§ TASK BRIEF
Hunt for the word "title" across the entries below, copying each line that holds it.

§ THE RECORDS
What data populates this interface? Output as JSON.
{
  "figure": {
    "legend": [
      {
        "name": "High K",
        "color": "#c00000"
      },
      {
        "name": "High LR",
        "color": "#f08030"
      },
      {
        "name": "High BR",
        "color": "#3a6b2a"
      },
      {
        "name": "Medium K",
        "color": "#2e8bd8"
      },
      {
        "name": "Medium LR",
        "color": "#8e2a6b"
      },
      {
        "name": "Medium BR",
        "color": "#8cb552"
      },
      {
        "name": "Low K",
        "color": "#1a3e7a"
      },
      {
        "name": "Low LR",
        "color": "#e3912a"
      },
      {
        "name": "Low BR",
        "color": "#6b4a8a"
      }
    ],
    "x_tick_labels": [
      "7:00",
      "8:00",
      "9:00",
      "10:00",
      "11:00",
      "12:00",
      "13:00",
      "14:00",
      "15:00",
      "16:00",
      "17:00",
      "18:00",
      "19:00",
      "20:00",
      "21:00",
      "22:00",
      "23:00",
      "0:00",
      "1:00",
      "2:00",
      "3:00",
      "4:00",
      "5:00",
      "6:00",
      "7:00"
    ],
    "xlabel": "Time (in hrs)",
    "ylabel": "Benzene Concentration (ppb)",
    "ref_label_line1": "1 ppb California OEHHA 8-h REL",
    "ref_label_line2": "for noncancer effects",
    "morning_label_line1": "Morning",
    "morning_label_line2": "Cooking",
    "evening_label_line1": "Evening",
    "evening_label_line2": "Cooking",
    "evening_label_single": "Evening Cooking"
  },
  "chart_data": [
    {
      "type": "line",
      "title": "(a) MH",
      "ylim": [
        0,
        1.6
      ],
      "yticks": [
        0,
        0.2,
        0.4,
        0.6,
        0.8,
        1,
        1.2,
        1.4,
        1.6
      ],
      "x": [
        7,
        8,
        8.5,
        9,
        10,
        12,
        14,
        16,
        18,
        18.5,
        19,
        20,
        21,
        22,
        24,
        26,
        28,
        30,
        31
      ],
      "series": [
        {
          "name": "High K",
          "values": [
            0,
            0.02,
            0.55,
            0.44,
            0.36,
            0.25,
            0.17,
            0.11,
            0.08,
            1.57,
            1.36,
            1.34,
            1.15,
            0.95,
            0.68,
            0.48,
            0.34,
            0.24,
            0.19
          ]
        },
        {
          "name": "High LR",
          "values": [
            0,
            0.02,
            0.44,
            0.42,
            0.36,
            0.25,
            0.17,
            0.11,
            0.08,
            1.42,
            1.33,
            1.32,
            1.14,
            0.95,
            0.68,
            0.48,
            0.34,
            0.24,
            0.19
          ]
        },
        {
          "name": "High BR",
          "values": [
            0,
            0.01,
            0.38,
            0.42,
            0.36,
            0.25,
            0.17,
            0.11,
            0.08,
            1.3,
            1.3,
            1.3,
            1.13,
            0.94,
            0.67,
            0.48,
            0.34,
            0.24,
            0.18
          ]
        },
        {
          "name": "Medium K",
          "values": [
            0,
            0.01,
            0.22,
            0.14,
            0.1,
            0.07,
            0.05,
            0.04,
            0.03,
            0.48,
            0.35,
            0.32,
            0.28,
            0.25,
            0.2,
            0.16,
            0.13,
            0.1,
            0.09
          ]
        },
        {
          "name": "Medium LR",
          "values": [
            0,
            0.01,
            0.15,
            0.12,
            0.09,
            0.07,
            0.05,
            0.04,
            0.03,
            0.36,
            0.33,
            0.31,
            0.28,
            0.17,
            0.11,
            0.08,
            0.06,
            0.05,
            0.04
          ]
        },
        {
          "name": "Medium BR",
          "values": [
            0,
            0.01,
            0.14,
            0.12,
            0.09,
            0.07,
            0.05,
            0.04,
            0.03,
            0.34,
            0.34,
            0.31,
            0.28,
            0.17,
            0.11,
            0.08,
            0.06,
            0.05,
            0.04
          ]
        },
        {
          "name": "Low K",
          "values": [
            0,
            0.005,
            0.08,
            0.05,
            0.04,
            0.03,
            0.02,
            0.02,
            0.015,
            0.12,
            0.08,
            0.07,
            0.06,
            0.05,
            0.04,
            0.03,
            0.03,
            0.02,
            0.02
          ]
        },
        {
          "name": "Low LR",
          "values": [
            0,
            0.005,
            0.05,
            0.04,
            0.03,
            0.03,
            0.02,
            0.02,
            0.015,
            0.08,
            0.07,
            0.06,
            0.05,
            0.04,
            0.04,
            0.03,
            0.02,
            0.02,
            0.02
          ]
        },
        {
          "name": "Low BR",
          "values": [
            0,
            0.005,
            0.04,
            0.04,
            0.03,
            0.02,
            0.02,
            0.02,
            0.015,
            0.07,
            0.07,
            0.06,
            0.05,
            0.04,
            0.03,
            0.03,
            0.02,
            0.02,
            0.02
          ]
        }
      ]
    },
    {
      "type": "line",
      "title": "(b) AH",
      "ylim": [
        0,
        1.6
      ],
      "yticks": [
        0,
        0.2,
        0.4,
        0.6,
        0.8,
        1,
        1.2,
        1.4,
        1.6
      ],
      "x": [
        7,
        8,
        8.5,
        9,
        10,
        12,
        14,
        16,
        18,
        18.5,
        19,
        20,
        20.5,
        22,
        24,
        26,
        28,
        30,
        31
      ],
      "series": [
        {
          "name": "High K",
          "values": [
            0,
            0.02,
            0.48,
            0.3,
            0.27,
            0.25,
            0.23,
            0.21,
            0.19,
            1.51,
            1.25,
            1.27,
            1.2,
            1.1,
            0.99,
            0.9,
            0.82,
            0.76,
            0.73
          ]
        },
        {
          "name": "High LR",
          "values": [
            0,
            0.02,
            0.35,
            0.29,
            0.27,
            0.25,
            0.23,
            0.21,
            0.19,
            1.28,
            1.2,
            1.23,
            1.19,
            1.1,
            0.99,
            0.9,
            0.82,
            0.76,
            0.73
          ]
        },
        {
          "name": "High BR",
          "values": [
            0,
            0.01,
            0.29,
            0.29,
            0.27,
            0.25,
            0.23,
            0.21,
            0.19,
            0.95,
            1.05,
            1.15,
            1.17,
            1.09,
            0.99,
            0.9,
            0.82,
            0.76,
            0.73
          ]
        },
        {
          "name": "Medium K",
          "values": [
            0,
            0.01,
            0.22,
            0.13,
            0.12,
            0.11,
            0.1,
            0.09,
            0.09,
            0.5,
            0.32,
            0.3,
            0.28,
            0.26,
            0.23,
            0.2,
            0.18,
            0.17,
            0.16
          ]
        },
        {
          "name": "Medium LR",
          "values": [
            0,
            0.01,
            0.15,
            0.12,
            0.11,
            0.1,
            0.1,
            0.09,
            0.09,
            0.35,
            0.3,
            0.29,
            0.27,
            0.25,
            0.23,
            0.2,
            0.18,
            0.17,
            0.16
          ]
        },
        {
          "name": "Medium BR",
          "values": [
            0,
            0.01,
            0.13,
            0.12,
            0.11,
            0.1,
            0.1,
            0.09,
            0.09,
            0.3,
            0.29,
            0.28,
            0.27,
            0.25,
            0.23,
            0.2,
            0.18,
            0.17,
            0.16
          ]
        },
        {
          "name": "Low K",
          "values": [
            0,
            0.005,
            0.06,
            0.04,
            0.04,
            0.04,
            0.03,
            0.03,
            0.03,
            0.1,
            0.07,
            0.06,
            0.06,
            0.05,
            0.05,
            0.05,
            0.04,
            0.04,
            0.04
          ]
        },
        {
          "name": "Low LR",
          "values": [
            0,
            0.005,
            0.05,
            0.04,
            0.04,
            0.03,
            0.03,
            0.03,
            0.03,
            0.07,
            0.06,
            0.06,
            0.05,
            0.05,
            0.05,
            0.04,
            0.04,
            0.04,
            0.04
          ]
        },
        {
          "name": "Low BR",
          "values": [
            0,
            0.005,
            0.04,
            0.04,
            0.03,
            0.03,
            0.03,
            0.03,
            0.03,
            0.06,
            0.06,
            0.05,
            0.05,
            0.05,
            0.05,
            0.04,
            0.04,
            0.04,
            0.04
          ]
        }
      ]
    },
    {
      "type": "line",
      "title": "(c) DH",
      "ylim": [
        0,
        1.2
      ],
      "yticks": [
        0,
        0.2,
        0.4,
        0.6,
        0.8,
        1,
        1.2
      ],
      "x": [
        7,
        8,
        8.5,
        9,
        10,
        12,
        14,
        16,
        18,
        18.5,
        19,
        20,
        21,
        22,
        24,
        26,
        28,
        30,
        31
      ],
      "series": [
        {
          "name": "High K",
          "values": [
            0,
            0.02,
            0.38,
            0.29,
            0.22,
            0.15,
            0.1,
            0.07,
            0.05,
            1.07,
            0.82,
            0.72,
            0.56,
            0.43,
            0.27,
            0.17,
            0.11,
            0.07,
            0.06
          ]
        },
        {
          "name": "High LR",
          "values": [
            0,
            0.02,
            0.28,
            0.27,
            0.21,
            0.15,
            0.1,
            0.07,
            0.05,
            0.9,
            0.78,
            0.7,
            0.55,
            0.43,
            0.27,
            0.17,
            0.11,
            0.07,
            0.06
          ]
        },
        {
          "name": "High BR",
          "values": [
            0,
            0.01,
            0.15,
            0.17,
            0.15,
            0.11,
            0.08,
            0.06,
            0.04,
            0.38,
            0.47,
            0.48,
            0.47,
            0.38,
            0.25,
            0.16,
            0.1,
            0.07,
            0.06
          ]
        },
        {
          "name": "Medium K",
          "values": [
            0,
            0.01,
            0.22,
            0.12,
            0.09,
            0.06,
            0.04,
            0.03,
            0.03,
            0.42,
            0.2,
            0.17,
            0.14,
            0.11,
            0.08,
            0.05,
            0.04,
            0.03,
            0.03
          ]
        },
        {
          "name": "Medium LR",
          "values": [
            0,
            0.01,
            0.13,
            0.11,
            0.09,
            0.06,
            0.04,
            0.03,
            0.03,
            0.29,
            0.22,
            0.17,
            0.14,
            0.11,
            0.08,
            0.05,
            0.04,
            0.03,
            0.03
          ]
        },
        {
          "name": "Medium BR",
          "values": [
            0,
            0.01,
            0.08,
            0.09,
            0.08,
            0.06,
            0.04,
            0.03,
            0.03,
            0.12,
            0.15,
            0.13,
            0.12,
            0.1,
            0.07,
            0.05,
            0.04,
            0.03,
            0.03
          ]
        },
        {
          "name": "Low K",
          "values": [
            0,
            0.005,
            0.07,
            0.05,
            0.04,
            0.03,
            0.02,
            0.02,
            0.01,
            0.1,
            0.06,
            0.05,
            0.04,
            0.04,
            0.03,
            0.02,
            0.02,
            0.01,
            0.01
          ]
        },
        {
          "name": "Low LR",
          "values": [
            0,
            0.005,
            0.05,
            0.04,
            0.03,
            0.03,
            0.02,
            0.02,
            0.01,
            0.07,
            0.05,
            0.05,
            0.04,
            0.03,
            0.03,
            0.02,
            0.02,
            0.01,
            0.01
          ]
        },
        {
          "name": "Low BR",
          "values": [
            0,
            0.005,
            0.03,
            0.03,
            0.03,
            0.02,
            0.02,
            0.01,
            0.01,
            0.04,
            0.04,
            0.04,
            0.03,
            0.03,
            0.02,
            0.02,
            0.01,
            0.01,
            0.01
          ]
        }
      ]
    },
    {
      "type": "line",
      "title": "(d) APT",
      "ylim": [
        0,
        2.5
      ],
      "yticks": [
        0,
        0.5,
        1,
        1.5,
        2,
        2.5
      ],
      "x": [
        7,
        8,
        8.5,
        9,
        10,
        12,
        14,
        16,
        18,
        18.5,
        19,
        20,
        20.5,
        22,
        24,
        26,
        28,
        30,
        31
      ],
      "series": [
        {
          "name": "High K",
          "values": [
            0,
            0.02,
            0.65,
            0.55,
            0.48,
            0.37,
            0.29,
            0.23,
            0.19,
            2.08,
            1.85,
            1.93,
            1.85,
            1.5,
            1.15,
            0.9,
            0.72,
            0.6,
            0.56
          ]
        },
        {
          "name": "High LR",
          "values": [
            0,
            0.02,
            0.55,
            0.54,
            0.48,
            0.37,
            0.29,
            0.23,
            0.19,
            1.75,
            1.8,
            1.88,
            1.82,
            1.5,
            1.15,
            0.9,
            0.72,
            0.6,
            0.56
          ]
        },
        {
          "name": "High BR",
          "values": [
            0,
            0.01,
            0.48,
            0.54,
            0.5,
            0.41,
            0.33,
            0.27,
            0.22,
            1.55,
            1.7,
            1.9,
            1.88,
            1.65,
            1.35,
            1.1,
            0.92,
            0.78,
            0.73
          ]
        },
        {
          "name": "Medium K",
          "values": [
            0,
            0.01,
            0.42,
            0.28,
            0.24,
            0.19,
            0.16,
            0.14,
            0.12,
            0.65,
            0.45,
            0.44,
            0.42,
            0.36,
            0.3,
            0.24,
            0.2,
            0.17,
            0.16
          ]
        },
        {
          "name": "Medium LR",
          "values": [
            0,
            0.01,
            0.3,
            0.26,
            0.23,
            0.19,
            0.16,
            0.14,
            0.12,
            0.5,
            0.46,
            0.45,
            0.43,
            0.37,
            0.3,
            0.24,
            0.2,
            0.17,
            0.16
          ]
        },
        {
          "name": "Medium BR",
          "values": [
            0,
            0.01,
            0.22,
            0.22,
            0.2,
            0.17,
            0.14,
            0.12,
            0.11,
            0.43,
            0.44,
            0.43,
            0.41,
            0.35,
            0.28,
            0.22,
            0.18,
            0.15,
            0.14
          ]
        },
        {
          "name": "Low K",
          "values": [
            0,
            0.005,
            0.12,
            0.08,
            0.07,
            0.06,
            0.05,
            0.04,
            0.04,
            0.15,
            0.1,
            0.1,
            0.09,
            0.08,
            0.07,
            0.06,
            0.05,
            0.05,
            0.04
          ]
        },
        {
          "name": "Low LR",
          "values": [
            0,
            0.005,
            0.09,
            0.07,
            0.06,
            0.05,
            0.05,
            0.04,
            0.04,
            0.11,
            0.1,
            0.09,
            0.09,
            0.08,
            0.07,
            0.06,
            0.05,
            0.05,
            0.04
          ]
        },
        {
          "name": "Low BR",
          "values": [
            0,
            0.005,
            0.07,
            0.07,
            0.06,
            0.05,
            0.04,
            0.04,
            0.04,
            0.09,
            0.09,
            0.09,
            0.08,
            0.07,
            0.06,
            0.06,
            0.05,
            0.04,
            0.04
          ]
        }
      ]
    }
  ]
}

§ RESULT OF THE EXERCISE
      "title": "(a) MH",
      "title": "(b) AH",
      "title": "(c) DH",
      "title": "(d) APT",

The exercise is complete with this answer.